Consigne 1:
Reproduisez mot pour mot le passage de l'extrait sur l'Est du Québec compris entre "Alors, ce qu'on" et "situation actuelle.", bornes incluses.

Extrait fourni:
Si la caméra peut me suivre, j'attirerais
votre attention vers le tableau qui est juste à ma droite, ici. Alors, je ne
sais pas si c'est possible, sinon je vais me rapprocher.
Alors, ce qu'on peut voir, essentiellement,
c'est que, sur le territoire de l'Est du Québec, ma circonscription de Matane-Matapédia-Mitis
est particulièrement touchée, mais c'est le cas également de la Haute-Gaspésie,
chez le député Gaétan Lelièvre, dans la région des plateaux de la baie des
Chaleurs, ça se rapproche chez Sylvain, également ça pousse vers l'ouest, donc
vers Rimouski, vers Rivière-du-Loup, vers le Témiscouata. Donc, ça, c'est la
situation actuelle.

Consigne 2:
Transcrivez fidèlement toutes les lignes des enregistrements d'annotation ci-dessous, en omettant les images.

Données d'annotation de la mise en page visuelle
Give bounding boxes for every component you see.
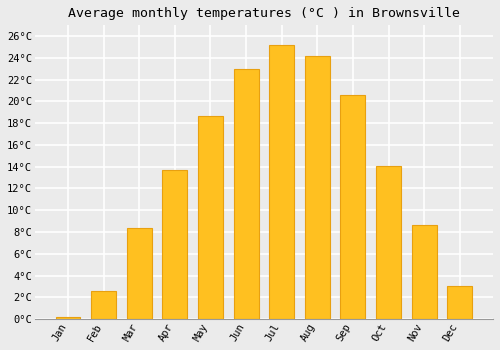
- Bar: [56, 317, 80, 319]
- Bar: [91, 291, 116, 319]
- Bar: [198, 116, 223, 319]
- Bar: [305, 56, 330, 319]
- Bar: [448, 286, 472, 319]
- Bar: [412, 225, 436, 319]
- Bar: [376, 166, 401, 319]
- Title: Average monthly temperatures (°C ) in Brownsville: Average monthly temperatures (°C ) in Br…: [68, 7, 460, 20]
- Bar: [234, 69, 258, 319]
- Bar: [340, 95, 365, 319]
- Bar: [162, 170, 188, 319]
- Bar: [127, 228, 152, 319]
- Bar: [269, 45, 294, 319]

Réponse 1:
Alors, ce qu'on peut voir, essentiellement,
c'est que, sur le territoire de l'Est du Québec, ma circonscription de Matane-Matapédia-Mitis
est particulièrement touchée, mais c'est le cas également de la Haute-Gaspésie,
chez le député Gaétan Lelièvre, dans la région des plateaux de la baie des
Chaleurs, ça se rapproche chez Sylvain, également ça pousse vers l'ouest, donc
vers Rimouski, vers Rivière-du-Loup, vers le Témiscouata. Donc, ça, c'est la
situation actuelle.

Réponse 2:
Give bounding boxes for every component you see.
- Bar: [56, 317, 80, 319]
- Bar: [91, 291, 116, 319]
- Bar: [198, 116, 223, 319]
- Bar: [305, 56, 330, 319]
- Bar: [448, 286, 472, 319]
- Bar: [412, 225, 436, 319]
- Bar: [376, 166, 401, 319]
- Title: Average monthly temperatures (°C ) in Brownsville: Average monthly temperatures (°C ) in Br…: [68, 7, 460, 20]
- Bar: [234, 69, 258, 319]
- Bar: [340, 95, 365, 319]
- Bar: [162, 170, 188, 319]
- Bar: [127, 228, 152, 319]
- Bar: [269, 45, 294, 319]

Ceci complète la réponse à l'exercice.